Retype the data below without altering anything.

__Extracted records__

———

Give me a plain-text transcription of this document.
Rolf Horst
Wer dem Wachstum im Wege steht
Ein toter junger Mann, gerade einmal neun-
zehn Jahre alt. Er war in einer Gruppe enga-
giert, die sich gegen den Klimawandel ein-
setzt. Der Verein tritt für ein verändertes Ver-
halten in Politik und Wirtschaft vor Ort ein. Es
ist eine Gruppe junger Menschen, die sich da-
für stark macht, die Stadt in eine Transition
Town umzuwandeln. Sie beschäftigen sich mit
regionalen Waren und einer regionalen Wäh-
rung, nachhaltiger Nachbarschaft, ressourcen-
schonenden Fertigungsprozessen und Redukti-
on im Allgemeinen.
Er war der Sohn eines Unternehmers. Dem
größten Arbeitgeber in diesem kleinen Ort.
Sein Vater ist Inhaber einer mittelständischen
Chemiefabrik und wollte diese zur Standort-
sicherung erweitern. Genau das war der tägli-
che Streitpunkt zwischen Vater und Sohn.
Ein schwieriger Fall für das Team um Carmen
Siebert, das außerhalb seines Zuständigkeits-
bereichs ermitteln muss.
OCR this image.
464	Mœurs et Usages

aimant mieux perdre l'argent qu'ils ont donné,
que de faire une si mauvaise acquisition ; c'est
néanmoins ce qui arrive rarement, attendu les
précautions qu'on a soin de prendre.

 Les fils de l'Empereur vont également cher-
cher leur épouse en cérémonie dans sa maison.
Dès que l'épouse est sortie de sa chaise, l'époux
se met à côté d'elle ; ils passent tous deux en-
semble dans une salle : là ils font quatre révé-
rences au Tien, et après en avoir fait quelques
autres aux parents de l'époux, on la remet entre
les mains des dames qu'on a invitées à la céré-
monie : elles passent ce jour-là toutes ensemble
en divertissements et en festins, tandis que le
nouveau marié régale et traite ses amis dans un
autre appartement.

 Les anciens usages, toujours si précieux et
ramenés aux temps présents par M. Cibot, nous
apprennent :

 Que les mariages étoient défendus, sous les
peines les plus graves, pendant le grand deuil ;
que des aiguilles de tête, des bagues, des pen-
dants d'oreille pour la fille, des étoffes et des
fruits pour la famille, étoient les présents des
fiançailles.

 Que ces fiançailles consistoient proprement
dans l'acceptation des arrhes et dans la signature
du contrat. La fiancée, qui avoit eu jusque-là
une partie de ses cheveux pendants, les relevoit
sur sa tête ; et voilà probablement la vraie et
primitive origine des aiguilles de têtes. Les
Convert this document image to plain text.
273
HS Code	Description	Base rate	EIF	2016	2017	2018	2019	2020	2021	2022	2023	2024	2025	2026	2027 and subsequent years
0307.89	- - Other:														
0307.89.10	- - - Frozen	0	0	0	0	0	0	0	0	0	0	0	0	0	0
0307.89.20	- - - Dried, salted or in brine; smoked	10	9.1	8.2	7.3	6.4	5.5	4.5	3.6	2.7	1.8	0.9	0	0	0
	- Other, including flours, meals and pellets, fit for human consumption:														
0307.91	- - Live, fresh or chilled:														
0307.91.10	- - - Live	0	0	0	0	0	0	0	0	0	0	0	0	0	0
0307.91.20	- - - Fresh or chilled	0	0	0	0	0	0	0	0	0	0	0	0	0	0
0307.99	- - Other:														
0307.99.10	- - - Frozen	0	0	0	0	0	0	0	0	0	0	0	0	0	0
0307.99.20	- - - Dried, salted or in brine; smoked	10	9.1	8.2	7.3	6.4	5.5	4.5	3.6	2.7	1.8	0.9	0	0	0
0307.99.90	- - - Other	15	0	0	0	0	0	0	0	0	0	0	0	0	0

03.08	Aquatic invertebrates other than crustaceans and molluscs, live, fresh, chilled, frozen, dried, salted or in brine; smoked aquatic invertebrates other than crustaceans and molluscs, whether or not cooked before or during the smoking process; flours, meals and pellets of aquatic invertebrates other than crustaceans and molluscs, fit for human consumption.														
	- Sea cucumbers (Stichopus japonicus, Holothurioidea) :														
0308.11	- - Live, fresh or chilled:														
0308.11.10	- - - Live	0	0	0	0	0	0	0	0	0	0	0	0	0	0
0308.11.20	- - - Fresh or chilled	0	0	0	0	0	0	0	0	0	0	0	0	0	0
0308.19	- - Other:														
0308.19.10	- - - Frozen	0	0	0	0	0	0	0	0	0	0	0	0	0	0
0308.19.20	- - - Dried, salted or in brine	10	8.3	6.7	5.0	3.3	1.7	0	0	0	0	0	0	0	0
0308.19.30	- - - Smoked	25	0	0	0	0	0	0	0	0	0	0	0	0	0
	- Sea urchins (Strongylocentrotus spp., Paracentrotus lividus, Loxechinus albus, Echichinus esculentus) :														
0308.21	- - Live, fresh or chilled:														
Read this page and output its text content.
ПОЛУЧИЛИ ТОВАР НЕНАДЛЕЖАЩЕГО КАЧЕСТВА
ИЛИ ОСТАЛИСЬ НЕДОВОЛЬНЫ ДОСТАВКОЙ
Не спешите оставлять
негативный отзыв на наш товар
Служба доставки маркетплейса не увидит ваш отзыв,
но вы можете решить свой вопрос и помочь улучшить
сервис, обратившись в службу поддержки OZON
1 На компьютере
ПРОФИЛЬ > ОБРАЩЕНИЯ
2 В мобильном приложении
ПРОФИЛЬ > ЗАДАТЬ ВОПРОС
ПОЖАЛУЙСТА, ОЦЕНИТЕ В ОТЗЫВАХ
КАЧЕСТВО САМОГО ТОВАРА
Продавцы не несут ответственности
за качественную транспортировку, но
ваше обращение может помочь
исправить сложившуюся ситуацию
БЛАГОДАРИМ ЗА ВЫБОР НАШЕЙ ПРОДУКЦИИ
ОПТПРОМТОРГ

———

__OUTPUT FOR THIS TASK__
Give me a plain-text transcription of this document.
Rolf Horst
Wer dem Wachstum im Wege steht
Ein toter junger Mann, gerade einmal neun-
zehn Jahre alt. Er war in einer Gruppe enga-
giert, die sich gegen den Klimawandel ein-
setzt. Der Verein tritt für ein verändertes Ver-
halten in Politik und Wirtschaft vor Ort ein. Es
ist eine Gruppe junger Menschen, die sich da-
für stark macht, die Stadt in eine Transition
Town umzuwandeln. Sie beschäftigen sich mit
regionalen Waren und einer regionalen Wäh-
rung, nachhaltiger Nachbarschaft, ressourcen-
schonenden Fertigungsprozessen und Redukti-
on im Allgemeinen.
Er war der Sohn eines Unternehmers. Dem
größten Arbeitgeber in diesem kleinen Ort.
Sein Vater ist Inhaber einer mittelständischen
Chemiefabrik und wollte diese zur Standort-
sicherung erweitern. Genau das war der tägli-
che Streitpunkt zwischen Vater und Sohn.
Ein schwieriger Fall für das Team um Carmen
Siebert, das außerhalb seines Zuständigkeits-
bereichs ermitteln muss.
OCR this image.
464	Mœurs et Usages

aimant mieux perdre l'argent qu'ils ont donné,
que de faire une si mauvaise acquisition ; c'est
néanmoins ce qui arrive rarement, attendu les
précautions qu'on a soin de prendre.

 Les fils de l'Empereur vont également cher-
cher leur épouse en cérémonie dans sa maison.
Dès que l'épouse est sortie de sa chaise, l'époux
se met à côté d'elle ; ils passent tous deux en-
semble dans une salle : là ils font quatre révé-
rences au Tien, et après en avoir fait quelques
autres aux parents de l'époux, on la remet entre
les mains des dames qu'on a invitées à la céré-
monie : elles passent ce jour-là toutes ensemble
en divertissements et en festins, tandis que le
nouveau marié régale et traite ses amis dans un
autre appartement.

 Les anciens usages, toujours si précieux et
ramenés aux temps présents par M. Cibot, nous
apprennent :

 Que les mariages étoient défendus, sous les
peines les plus graves, pendant le grand deuil ;
que des aiguilles de tête, des bagues, des pen-
dants d'oreille pour la fille, des étoffes et des
fruits pour la famille, étoient les présents des
fiançailles.

 Que ces fiançailles consistoient proprement
dans l'acceptation des arrhes et dans la signature
du contrat. La fiancée, qui avoit eu jusque-là
une partie de ses cheveux pendants, les relevoit
sur sa tête ; et voilà probablement la vraie et
primitive origine des aiguilles de têtes. Les
Convert this document image to plain text.
273
HS Code	Description	Base rate	EIF	2016	2017	2018	2019	2020	2021	2022	2023	2024	2025	2026	2027 and subsequent years
0307.89	- - Other:														
0307.89.10	- - - Frozen	0	0	0	0	0	0	0	0	0	0	0	0	0	0
0307.89.20	- - - Dried, salted or in brine; smoked	10	9.1	8.2	7.3	6.4	5.5	4.5	3.6	2.7	1.8	0.9	0	0	0
	- Other, including flours, meals and pellets, fit for human consumption:														
0307.91	- - Live, fresh or chilled:														
0307.91.10	- - - Live	0	0	0	0	0	0	0	0	0	0	0	0	0	0
0307.91.20	- - - Fresh or chilled	0	0	0	0	0	0	0	0	0	0	0	0	0	0
0307.99	- - Other:														
0307.99.10	- - - Frozen	0	0	0	0	0	0	0	0	0	0	0	0	0	0
0307.99.20	- - - Dried, salted or in brine; smoked	10	9.1	8.2	7.3	6.4	5.5	4.5	3.6	2.7	1.8	0.9	0	0	0
0307.99.90	- - - Other	15	0	0	0	0	0	0	0	0	0	0	0	0	0

03.08	Aquatic invertebrates other than crustaceans and molluscs, live, fresh, chilled, frozen, dried, salted or in brine; smoked aquatic invertebrates other than crustaceans and molluscs, whether or not cooked before or during the smoking process; flours, meals and pellets of aquatic invertebrates other than crustaceans and molluscs, fit for human consumption.														
	- Sea cucumbers (Stichopus japonicus, Holothurioidea) :														
0308.11	- - Live, fresh or chilled:														
0308.11.10	- - - Live	0	0	0	0	0	0	0	0	0	0	0	0	0	0
0308.11.20	- - - Fresh or chilled	0	0	0	0	0	0	0	0	0	0	0	0	0	0
0308.19	- - Other:														
0308.19.10	- - - Frozen	0	0	0	0	0	0	0	0	0	0	0	0	0	0
0308.19.20	- - - Dried, salted or in brine	10	8.3	6.7	5.0	3.3	1.7	0	0	0	0	0	0	0	0
0308.19.30	- - - Smoked	25	0	0	0	0	0	0	0	0	0	0	0	0	0
	- Sea urchins (Strongylocentrotus spp., Paracentrotus lividus, Loxechinus albus, Echichinus esculentus) :														
0308.21	- - Live, fresh or chilled:														
Read this page and output its text content.
ПОЛУЧИЛИ ТОВАР НЕНАДЛЕЖАЩЕГО КАЧЕСТВА
ИЛИ ОСТАЛИСЬ НЕДОВОЛЬНЫ ДОСТАВКОЙ
Не спешите оставлять
негативный отзыв на наш товар
Служба доставки маркетплейса не увидит ваш отзыв,
но вы можете решить свой вопрос и помочь улучшить
сервис, обратившись в службу поддержки OZON
1 На компьютере
ПРОФИЛЬ > ОБРАЩЕНИЯ
2 В мобильном приложении
ПРОФИЛЬ > ЗАДАТЬ ВОПРОС
ПОЖАЛУЙСТА, ОЦЕНИТЕ В ОТЗЫВАХ
КАЧЕСТВО САМОГО ТОВАРА
Продавцы не несут ответственности
за качественную транспортировку, но
ваше обращение может помочь
исправить сложившуюся ситуацию
БЛАГОДАРИМ ЗА ВЫБОР НАШЕЙ ПРОДУКЦИИ
ОПТПРОМТОРГ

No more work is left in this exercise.